Begin Source extract

Wednesday, August 18, 2010

Tuscan (a.k.a. African) eggs

I used to make this dish a lot during my tour in Malawi as a volunteer highschool math and science teacher (how's that for a mouthful of adjectives). You can read about some of my adventures on my friend Paul's blog, where I make an occasional cameo. Markets in Malawi were sometimes a little thin. At the time, it was the poorest country in the world next to Mozambique (which happend to be at war, so it was a little worse off). However, you were pretty much guranteed to find tomatoes and eggs at the market, and usually onions too. These are the fundamental components of this dish, so ... you guessed it ..., I made it whenever tomatoes, onions, and eggs were all I could get my mitts on.

In spite of its humble components, it's actually a great dish, and I'm glad that I dredged it out of the depths of my culinary memory. I tried to find something similar in my cookbook collection, but no dice (this is a well researched blog, despite its devil-may-care appearance). There was, however, a scrap torn from an old Fine Cooking (Oct/Nov 2002) with a Tuscan Poached Eggs recipe that fit the bill (it didn't tell me much, but at least yielded a few timings to make this memory experiment a little less risky). It also resonates with the whole Eat Italian phase I'm going through right now. (Although this is about to come to an abrupt end tomorrow when they pull two wisdom teeth out of my head -- I will then be in a Drink Smoothies phase, which will be WAY less fun.)

This dish is pretty simple. First sizzle-up some onions, oregano (or whatever), and hot pepper flakes (if you want) in olive oil until they are nice and soft and blended.

Add a mess-o' chopped tomatoes (there are about 6 romas and 1 regular one in here -- the regular one adds juice which you will need for this recipe to poach your eggs). Simmer away until the tomatoes are broken down and the sauce is nice and juicy (I can't remember how long, but it's like ten minutes or so).

End Source extract
Begin Data records

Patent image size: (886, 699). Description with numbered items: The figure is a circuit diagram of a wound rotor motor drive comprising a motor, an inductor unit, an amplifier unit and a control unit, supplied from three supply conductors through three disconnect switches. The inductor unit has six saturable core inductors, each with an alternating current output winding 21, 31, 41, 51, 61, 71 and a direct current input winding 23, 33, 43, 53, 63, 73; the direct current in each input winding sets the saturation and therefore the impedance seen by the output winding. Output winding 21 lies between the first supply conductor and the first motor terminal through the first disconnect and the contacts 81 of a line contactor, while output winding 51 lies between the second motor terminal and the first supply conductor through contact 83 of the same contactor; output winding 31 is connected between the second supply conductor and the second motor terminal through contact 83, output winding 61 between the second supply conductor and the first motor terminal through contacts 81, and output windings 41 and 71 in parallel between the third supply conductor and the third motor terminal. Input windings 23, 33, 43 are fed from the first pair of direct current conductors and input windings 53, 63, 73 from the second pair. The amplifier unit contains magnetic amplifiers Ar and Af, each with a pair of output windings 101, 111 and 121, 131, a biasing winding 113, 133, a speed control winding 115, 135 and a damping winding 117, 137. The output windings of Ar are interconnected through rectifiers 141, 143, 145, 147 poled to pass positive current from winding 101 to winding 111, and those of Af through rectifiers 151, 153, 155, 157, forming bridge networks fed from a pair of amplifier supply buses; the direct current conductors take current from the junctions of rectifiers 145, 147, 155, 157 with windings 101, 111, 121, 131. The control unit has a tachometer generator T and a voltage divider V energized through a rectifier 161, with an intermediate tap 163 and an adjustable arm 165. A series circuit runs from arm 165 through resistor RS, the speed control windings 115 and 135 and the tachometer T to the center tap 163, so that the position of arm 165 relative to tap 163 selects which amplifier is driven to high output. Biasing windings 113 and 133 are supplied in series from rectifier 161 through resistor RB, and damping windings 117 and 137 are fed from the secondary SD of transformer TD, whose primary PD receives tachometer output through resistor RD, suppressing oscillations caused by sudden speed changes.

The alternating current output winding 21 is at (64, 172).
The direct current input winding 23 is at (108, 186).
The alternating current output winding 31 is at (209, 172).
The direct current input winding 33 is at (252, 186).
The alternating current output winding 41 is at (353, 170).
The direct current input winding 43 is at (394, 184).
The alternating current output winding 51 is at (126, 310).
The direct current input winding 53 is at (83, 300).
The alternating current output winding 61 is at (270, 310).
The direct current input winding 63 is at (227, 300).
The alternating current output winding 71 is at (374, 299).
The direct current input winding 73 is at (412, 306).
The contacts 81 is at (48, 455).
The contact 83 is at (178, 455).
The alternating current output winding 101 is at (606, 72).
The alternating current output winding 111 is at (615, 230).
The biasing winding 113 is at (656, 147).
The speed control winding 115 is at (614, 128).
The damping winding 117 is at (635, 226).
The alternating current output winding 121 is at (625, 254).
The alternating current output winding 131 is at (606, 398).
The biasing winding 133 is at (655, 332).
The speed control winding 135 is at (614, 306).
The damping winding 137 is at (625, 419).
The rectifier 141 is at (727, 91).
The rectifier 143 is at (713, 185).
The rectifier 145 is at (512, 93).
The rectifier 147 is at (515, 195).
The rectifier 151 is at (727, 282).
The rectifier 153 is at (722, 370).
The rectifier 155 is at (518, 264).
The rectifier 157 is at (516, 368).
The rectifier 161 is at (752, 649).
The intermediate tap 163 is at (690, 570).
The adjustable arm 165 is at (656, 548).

End Data records

- [Task goal]:
Reproduce the blog post about Tuscan eggs in full, word for word, from the date line through the final sentence.

- [Written answer]:
Wednesday, August 18, 2010

Tuscan (a.k.a. African) eggs

I used to make this dish a lot during my tour in Malawi as a volunteer highschool math and science teacher (how's that for a mouthful of adjectives). You can read about some of my adventures on my friend Paul's blog, where I make an occasional cameo. Markets in Malawi were sometimes a little thin. At the time, it was the poorest country in the world next to Mozambique (which happend to be at war, so it was a little worse off). However, you were pretty much guranteed to find tomatoes and eggs at the market, and usually onions too. These are the fundamental components of this dish, so ... you guessed it ..., I made it whenever tomatoes, onions, and eggs were all I could get my mitts on.

In spite of its humble components, it's actually a great dish, and I'm glad that I dredged it out of the depths of my culinary memory. I tried to find something similar in my cookbook collection, but no dice (this is a well researched blog, despite its devil-may-care appearance). There was, however, a scrap torn from an old Fine Cooking (Oct/Nov 2002) with a Tuscan Poached Eggs recipe that fit the bill (it didn't tell me much, but at least yielded a few timings to make this memory experiment a little less risky). It also resonates with the whole Eat Italian phase I'm going through right now. (Although this is about to come to an abrupt end tomorrow when they pull two wisdom teeth out of my head -- I will then be in a Drink Smoothies phase, which will be WAY less fun.)

This dish is pretty simple. First sizzle-up some onions, oregano (or whatever), and hot pepper flakes (if you want) in olive oil until they are nice and soft and blended.

Add a mess-o' chopped tomatoes (there are about 6 romas and 1 regular one in here -- the regular one adds juice which you will need for this recipe to poach your eggs). Simmer away until the tomatoes are broken down and the sauce is nice and juicy (I can't remember how long, but it's like ten minutes or so).